Data entries for graphics
--*--

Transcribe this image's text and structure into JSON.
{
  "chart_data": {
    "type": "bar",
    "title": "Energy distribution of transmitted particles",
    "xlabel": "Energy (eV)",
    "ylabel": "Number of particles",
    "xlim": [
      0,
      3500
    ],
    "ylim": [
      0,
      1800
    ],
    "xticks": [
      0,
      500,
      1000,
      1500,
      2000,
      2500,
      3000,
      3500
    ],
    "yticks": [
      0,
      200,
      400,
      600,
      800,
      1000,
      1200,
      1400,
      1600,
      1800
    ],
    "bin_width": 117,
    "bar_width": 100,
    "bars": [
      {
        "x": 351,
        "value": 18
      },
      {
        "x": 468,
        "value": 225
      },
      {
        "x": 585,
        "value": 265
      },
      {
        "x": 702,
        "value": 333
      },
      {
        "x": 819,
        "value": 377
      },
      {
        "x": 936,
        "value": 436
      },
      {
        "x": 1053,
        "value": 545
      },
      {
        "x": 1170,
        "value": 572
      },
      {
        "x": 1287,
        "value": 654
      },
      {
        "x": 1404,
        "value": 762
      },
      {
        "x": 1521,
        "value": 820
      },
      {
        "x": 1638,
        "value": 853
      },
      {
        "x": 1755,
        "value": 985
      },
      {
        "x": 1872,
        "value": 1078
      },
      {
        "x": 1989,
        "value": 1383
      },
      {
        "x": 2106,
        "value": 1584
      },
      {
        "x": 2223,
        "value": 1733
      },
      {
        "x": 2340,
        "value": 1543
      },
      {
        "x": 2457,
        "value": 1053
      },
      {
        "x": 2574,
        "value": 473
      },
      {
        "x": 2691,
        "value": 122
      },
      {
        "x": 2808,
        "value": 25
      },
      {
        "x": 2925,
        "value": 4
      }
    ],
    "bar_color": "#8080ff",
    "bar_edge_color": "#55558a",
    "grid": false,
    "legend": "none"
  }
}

--*--

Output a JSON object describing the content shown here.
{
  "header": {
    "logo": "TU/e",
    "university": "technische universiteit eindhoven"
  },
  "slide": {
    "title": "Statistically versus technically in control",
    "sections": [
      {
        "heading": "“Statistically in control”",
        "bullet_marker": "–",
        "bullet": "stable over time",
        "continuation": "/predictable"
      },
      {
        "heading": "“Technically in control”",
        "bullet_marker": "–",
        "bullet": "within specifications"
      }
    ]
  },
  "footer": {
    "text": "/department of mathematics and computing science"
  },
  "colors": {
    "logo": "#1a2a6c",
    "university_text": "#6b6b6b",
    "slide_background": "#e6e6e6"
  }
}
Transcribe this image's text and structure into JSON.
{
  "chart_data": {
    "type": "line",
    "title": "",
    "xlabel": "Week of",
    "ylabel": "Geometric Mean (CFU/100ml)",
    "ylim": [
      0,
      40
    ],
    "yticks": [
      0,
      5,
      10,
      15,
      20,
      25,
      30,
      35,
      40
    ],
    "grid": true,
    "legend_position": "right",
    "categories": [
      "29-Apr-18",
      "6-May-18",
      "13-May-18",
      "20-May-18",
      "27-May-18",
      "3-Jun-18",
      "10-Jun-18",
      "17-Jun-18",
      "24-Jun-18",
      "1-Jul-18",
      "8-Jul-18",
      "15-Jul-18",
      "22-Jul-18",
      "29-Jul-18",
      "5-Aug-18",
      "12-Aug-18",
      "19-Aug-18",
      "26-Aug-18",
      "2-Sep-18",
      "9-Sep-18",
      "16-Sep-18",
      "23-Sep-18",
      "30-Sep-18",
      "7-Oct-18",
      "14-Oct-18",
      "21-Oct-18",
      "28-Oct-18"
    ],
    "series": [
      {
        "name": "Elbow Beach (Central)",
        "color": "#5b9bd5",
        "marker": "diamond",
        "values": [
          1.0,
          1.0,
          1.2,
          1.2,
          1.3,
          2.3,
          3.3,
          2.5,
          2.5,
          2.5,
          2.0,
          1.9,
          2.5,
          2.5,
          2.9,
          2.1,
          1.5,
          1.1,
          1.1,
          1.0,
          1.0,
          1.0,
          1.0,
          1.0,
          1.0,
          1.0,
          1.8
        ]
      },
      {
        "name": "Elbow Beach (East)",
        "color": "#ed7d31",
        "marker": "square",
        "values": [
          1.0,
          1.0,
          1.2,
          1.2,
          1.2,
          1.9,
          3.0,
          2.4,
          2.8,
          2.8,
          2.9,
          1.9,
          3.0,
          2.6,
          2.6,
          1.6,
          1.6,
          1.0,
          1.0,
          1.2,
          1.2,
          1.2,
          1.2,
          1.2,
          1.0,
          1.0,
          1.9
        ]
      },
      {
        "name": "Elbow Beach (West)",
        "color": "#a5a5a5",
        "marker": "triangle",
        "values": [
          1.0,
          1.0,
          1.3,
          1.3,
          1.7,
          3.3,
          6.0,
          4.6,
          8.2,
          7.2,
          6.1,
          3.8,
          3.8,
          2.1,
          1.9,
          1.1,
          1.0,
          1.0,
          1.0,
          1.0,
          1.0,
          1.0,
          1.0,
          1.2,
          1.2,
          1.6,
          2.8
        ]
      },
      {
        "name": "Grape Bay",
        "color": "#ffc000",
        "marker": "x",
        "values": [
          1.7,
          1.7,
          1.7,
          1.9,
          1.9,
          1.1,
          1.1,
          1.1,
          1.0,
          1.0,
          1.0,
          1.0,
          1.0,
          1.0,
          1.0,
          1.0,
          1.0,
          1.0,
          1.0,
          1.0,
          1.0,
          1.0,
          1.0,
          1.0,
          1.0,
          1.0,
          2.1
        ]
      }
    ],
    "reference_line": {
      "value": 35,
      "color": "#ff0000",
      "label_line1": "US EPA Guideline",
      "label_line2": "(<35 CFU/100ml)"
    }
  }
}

--*--

Task details:
Report back each line of the entries that holds the string "name".

Response:
        "name": "Elbow Beach (Central)",
        "name": "Elbow Beach (East)",
        "name": "Elbow Beach (West)",
        "name": "Grape Bay",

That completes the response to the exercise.